» **Directions for this task**:
Records follow. Select each line holding "Street".

(Records)
++++++

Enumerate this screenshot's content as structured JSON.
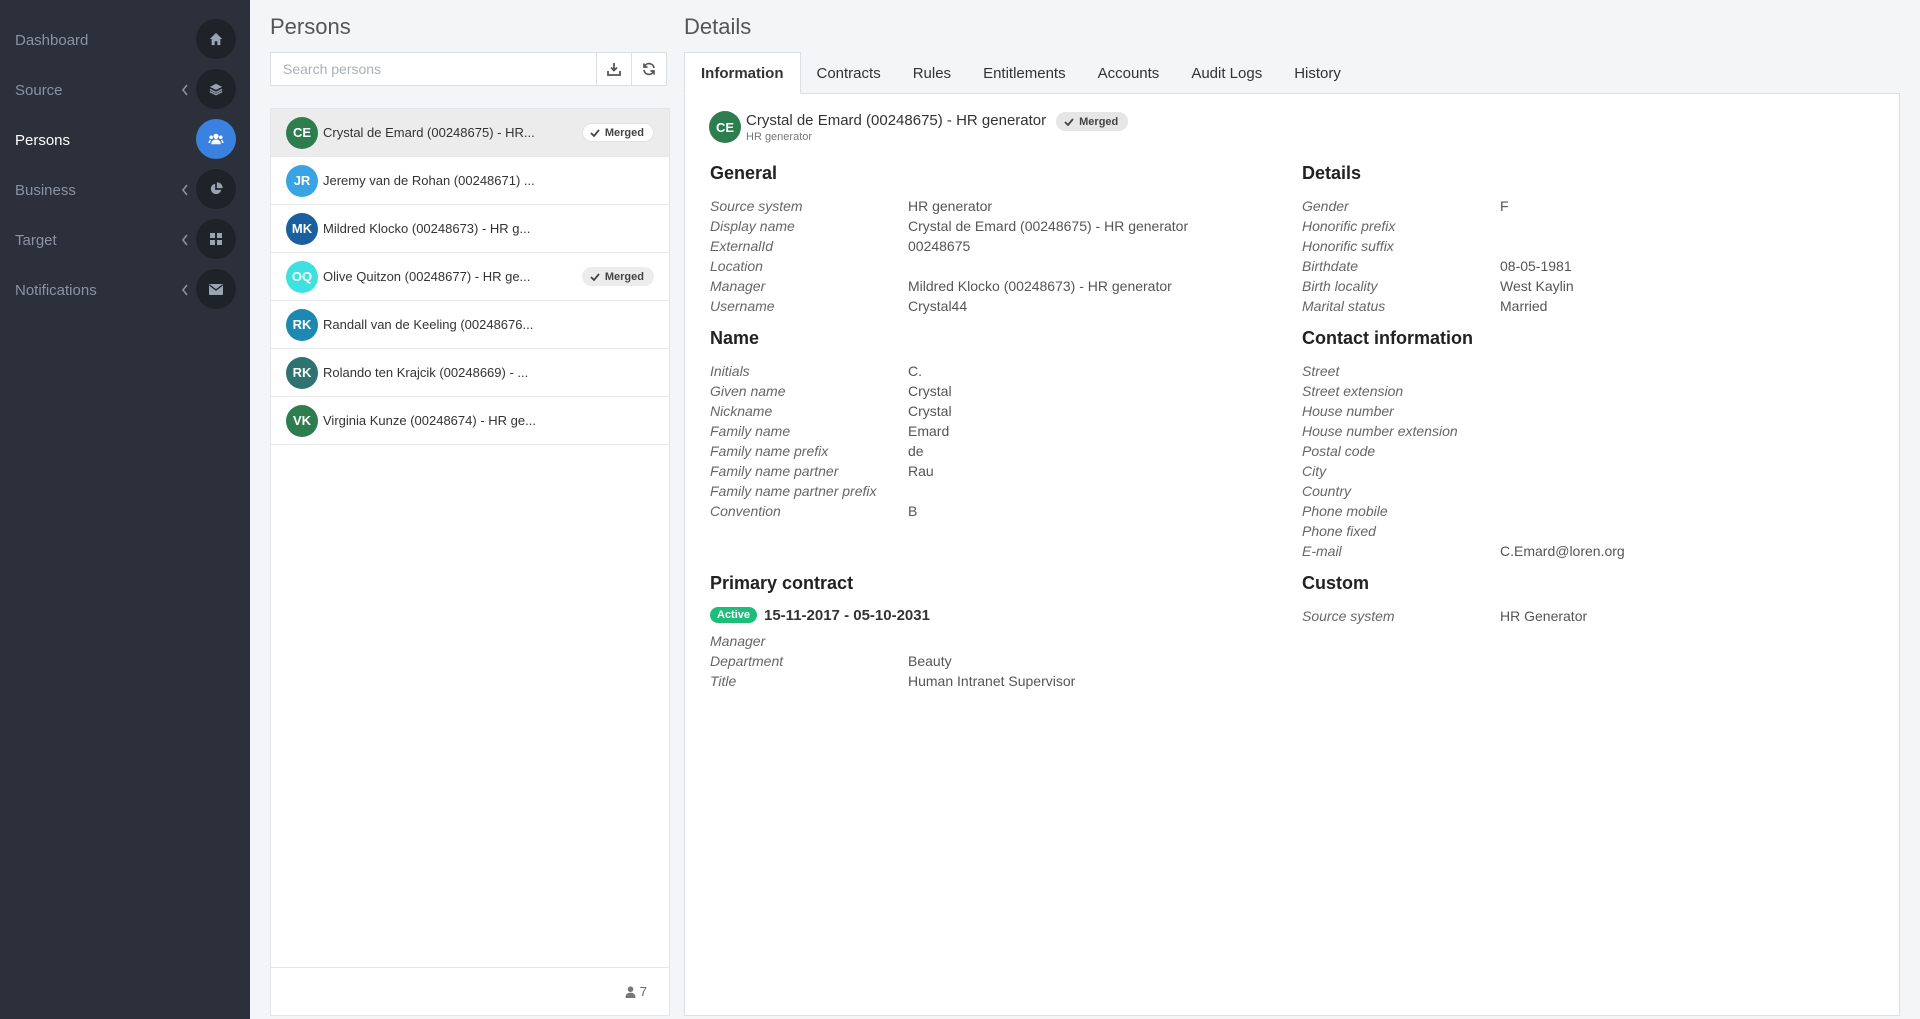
{
  "sidebar": {
    "items": [
      {
        "label": "Dashboard",
        "icon": "home-icon",
        "chevron": false,
        "active": false
      },
      {
        "label": "Source",
        "icon": "layers-icon",
        "chevron": true,
        "active": false
      },
      {
        "label": "Persons",
        "icon": "users-icon",
        "chevron": false,
        "active": true
      },
      {
        "label": "Business",
        "icon": "pie-chart-icon",
        "chevron": true,
        "active": false
      },
      {
        "label": "Target",
        "icon": "grid-icon",
        "chevron": true,
        "active": false
      },
      {
        "label": "Notifications",
        "icon": "envelope-icon",
        "chevron": true,
        "active": false
      }
    ]
  },
  "persons": {
    "title": "Persons",
    "search_placeholder": "Search persons",
    "count": "7",
    "rows": [
      {
        "initials": "CE",
        "name": "Crystal de Emard (00248675) - HR...",
        "color": "#2e7d4f",
        "merged": true,
        "selected": true
      },
      {
        "initials": "JR",
        "name": "Jeremy van de Rohan (00248671) ...",
        "color": "#3aa3e3",
        "merged": false,
        "selected": false
      },
      {
        "initials": "MK",
        "name": "Mildred Klocko (00248673) - HR g...",
        "color": "#1a5f9e",
        "merged": false,
        "selected": false
      },
      {
        "initials": "OQ",
        "name": "Olive Quitzon (00248677) - HR ge...",
        "color": "#3ee0e0",
        "merged": true,
        "selected": false
      },
      {
        "initials": "RK",
        "name": "Randall van de Keeling (00248676...",
        "color": "#1e88b0",
        "merged": false,
        "selected": false
      },
      {
        "initials": "RK",
        "name": "Rolando ten Krajcik (00248669) - ...",
        "color": "#2e7370",
        "merged": false,
        "selected": false
      },
      {
        "initials": "VK",
        "name": "Virginia Kunze (00248674) - HR ge...",
        "color": "#2e7d4f",
        "merged": false,
        "selected": false
      }
    ],
    "merged_label": "Merged"
  },
  "details": {
    "title": "Details",
    "tabs": [
      "Information",
      "Contracts",
      "Rules",
      "Entitlements",
      "Accounts",
      "Audit Logs",
      "History"
    ],
    "active_tab": 0,
    "header": {
      "initials": "CE",
      "name": "Crystal de Emard (00248675) - HR generator",
      "sub": "HR generator",
      "badge": "Merged"
    },
    "general": {
      "title": "General",
      "fields": [
        {
          "label": "Source system",
          "value": "HR generator"
        },
        {
          "label": "Display name",
          "value": "Crystal de Emard (00248675) - HR generator"
        },
        {
          "label": "ExternalId",
          "value": "00248675"
        },
        {
          "label": "Location",
          "value": ""
        },
        {
          "label": "Manager",
          "value": "Mildred Klocko (00248673) - HR generator"
        },
        {
          "label": "Username",
          "value": "Crystal44"
        }
      ]
    },
    "name": {
      "title": "Name",
      "fields": [
        {
          "label": "Initials",
          "value": "C."
        },
        {
          "label": "Given name",
          "value": "Crystal"
        },
        {
          "label": "Nickname",
          "value": "Crystal"
        },
        {
          "label": "Family name",
          "value": "Emard"
        },
        {
          "label": "Family name prefix",
          "value": "de"
        },
        {
          "label": "Family name partner",
          "value": "Rau"
        },
        {
          "label": "Family name partner prefix",
          "value": ""
        },
        {
          "label": "Convention",
          "value": "B"
        }
      ]
    },
    "primary_contract": {
      "title": "Primary contract",
      "status": "Active",
      "dates": "15-11-2017 - 05-10-2031",
      "fields": [
        {
          "label": "Manager",
          "value": ""
        },
        {
          "label": "Department",
          "value": "Beauty"
        },
        {
          "label": "Title",
          "value": "Human Intranet Supervisor"
        }
      ]
    },
    "details_section": {
      "title": "Details",
      "fields": [
        {
          "label": "Gender",
          "value": "F"
        },
        {
          "label": "Honorific prefix",
          "value": ""
        },
        {
          "label": "Honorific suffix",
          "value": ""
        },
        {
          "label": "Birthdate",
          "value": "08-05-1981"
        },
        {
          "label": "Birth locality",
          "value": "West Kaylin"
        },
        {
          "label": "Marital status",
          "value": "Married"
        }
      ]
    },
    "contact": {
      "title": "Contact information",
      "fields": [
        {
          "label": "Street",
          "value": ""
        },
        {
          "label": "Street extension",
          "value": ""
        },
        {
          "label": "House number",
          "value": ""
        },
        {
          "label": "House number extension",
          "value": ""
        },
        {
          "label": "Postal code",
          "value": ""
        },
        {
          "label": "City",
          "value": ""
        },
        {
          "label": "Country",
          "value": ""
        },
        {
          "label": "Phone mobile",
          "value": ""
        },
        {
          "label": "Phone fixed",
          "value": ""
        },
        {
          "label": "E-mail",
          "value": "C.Emard@loren.org"
        }
      ]
    },
    "custom": {
      "title": "Custom",
      "fields": [
        {
          "label": "Source system",
          "value": "HR Generator"
        }
      ]
    }
  }
}
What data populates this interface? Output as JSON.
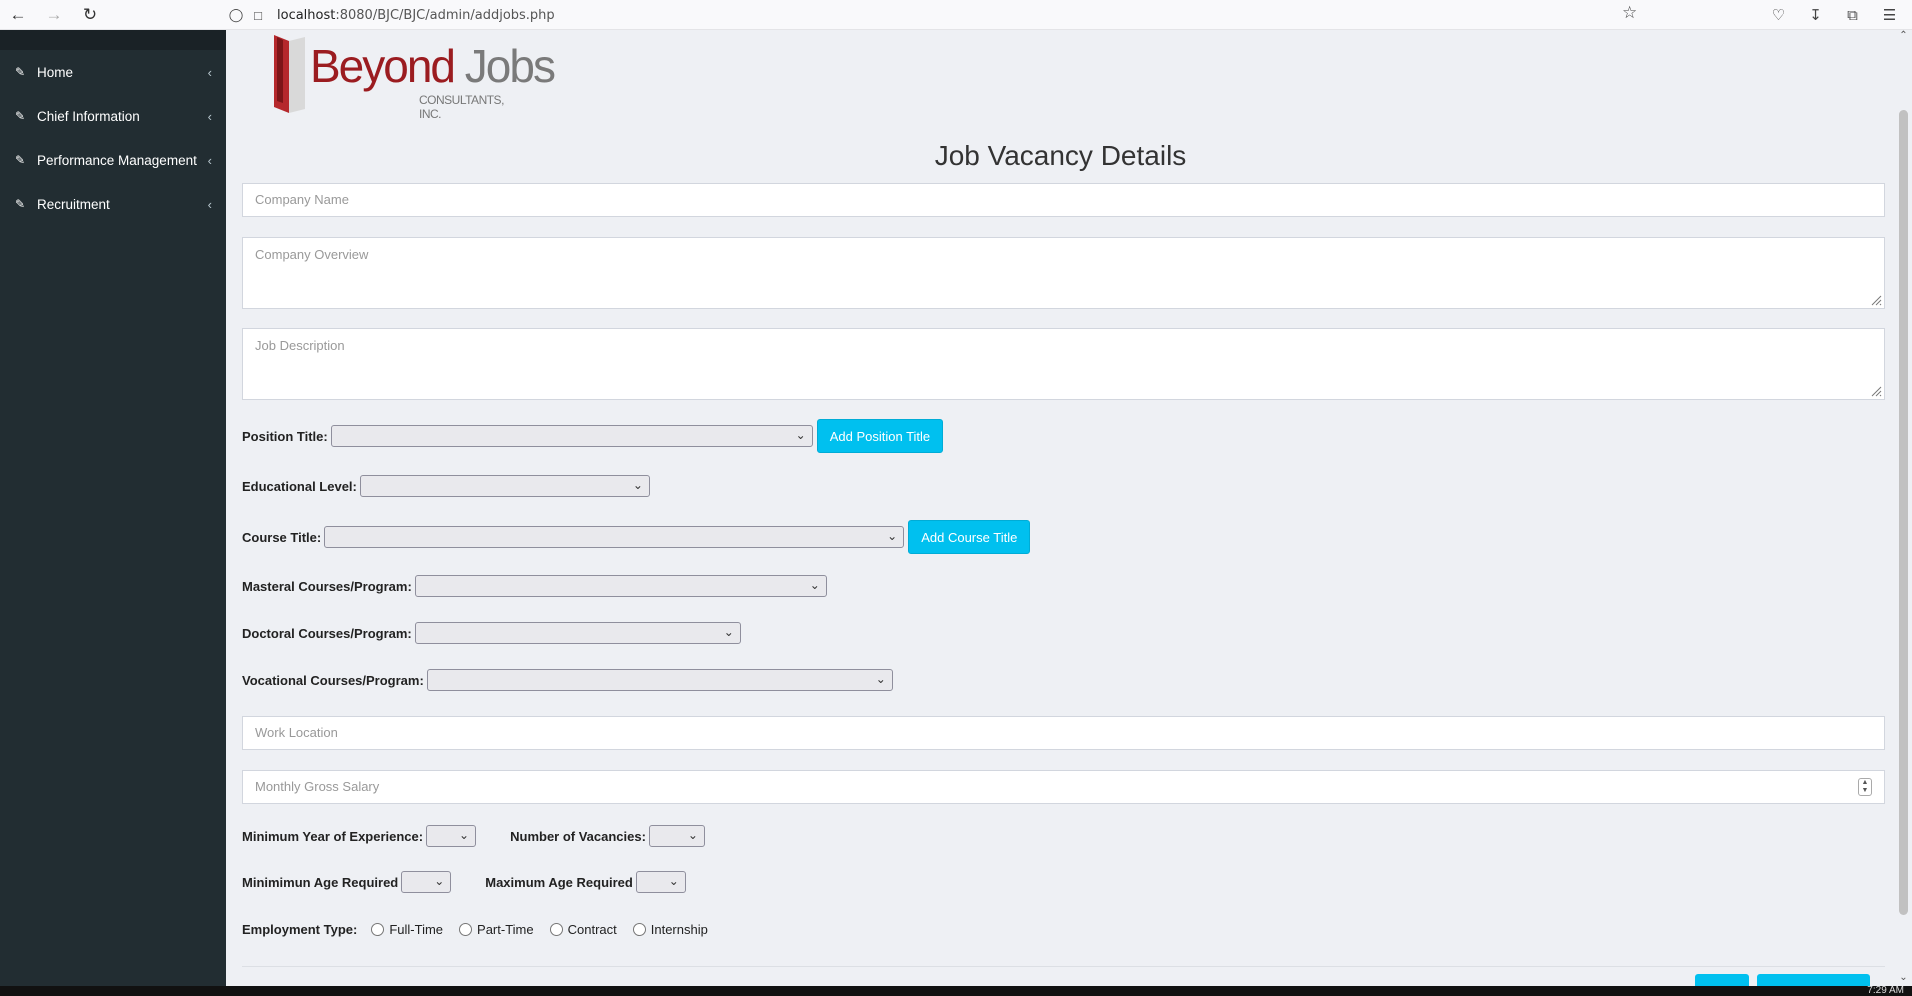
{
  "browser": {
    "url_host": "localhost",
    "url_rest": ":8080/BJC/BJC/admin/addjobs.php",
    "icons": [
      "back-arrow-icon",
      "forward-arrow-icon",
      "reload-icon",
      "shield-icon",
      "page-icon",
      "star-icon",
      "pocket-icon",
      "download-icon",
      "extensions-icon",
      "menu-icon"
    ]
  },
  "sidebar": {
    "items": [
      {
        "label": "Home"
      },
      {
        "label": "Chief Information"
      },
      {
        "label": "Performance Management"
      },
      {
        "label": "Recruitment"
      }
    ]
  },
  "logo": {
    "word1": "Beyond",
    "word2": "Jobs",
    "subtitle": "CONSULTANTS, INC."
  },
  "form": {
    "title": "Job Vacancy Details",
    "company_name_placeholder": "Company Name",
    "company_overview_placeholder": "Company Overview",
    "job_description_placeholder": "Job Description",
    "position_title_label": "Position Title:",
    "add_position_button": "Add Position Title",
    "educational_level_label": "Educational Level:",
    "course_title_label": "Course Title:",
    "add_course_button": "Add Course Title",
    "masteral_label": "Masteral Courses/Program:",
    "doctoral_label": "Doctoral Courses/Program:",
    "vocational_label": "Vocational Courses/Program:",
    "work_location_placeholder": "Work Location",
    "salary_placeholder": "Monthly Gross Salary",
    "min_experience_label": "Minimum Year of Experience:",
    "vacancies_label": "Number of Vacancies:",
    "min_age_label": "Minimimun Age Required",
    "max_age_label": "Maximum Age Required",
    "employment_type_label": "Employment Type:",
    "employment_types": [
      "Full-Time",
      "Part-Time",
      "Contract",
      "Internship"
    ]
  },
  "taskbar": {
    "time": "7:29 AM"
  },
  "colors": {
    "sidebar": "#222d32",
    "accent_button": "#00c0ef",
    "logo_red": "#9b1c20",
    "page_bg": "#eef0f4"
  }
}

++++++

» **The completed task**:
          "label": "Street",
          "label": "Street extension",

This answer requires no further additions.